>>>
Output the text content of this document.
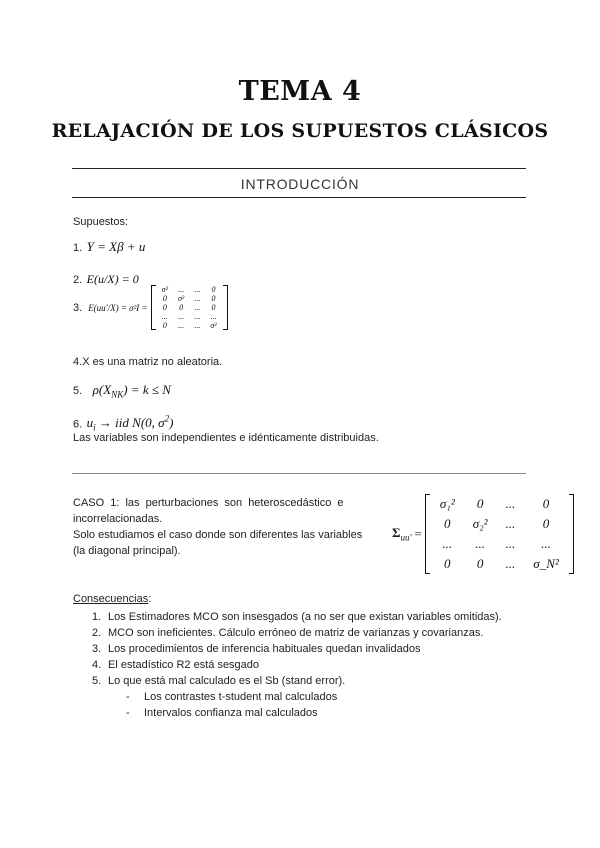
TEMA 4
RELAJACIÓN DE LOS SUPUESTOS CLÁSICOS
INTRODUCCIÓN
Supuestos:
1. Y = Xβ + u
2. E(u/X) = 0
3. E(uu'/X) = σ²I =
σ²	...	...	0
0	σ²	...	0
0	0	...	0
...	...	...	...
0	...	...	σ²
4.X es una matriz no aleatoria.
5. $\rho(X_{NK}) = k \le N$
6. $u_i$ → iid N(0, $\sigma^2$)
Las variables son independientes e idénticamente distribuidas.
CASO 1: las perturbaciones son heteroscedástico e
incorrelacionadas.
Solo estudiamos el caso donde son diferentes las variables
(la diagonal principal).
$\Sigma_{uu'}$ =
σ₁²	0	...	0
0	σ₂²	...	0
...	...	...	...
0	0	...	σ_N²
Consecuencias:
1. Los Estimadores MCO son insesgados (a no ser que existan variables omitidas).
2. MCO son ineficientes. Cálculo erróneo de matriz de varianzas y covarianzas.
3. Los procedimientos de inferencia habituales quedan invalidados
4. El estadístico R2 está sesgado
5. Lo que está mal calculado es el Sb (stand error).
- Los contrastes t-student mal calculados
- Intervalos confianza mal calculados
<<<
◆ **What this task involves**:
Retype the entries word for word. Omit any images.

◆ **Task response**:
Output the text content of this document.
TEMA 4
RELAJACIÓN DE LOS SUPUESTOS CLÁSICOS
INTRODUCCIÓN
Supuestos:
1. Y = Xβ + u
2. E(u/X) = 0
3. E(uu'/X) = σ²I =
σ²	...	...	0
0	σ²	...	0
0	0	...	0
...	...	...	...
0	...	...	σ²
4.X es una matriz no aleatoria.
5. $\rho(X_{NK}) = k \le N$
6. $u_i$ → iid N(0, $\sigma^2$)
Las variables son independientes e idénticamente distribuidas.
CASO 1: las perturbaciones son heteroscedástico e
incorrelacionadas.
Solo estudiamos el caso donde son diferentes las variables
(la diagonal principal).
$\Sigma_{uu'}$ =
σ₁²	0	...	0
0	σ₂²	...	0
...	...	...	...
0	0	...	σ_N²
Consecuencias:
1. Los Estimadores MCO son insesgados (a no ser que existan variables omitidas).
2. MCO son ineficientes. Cálculo erróneo de matriz de varianzas y covarianzas.
3. Los procedimientos de inferencia habituales quedan invalidados
4. El estadístico R2 está sesgado
5. Lo que está mal calculado es el Sb (stand error).
- Los contrastes t-student mal calculados
- Intervalos confianza mal calculados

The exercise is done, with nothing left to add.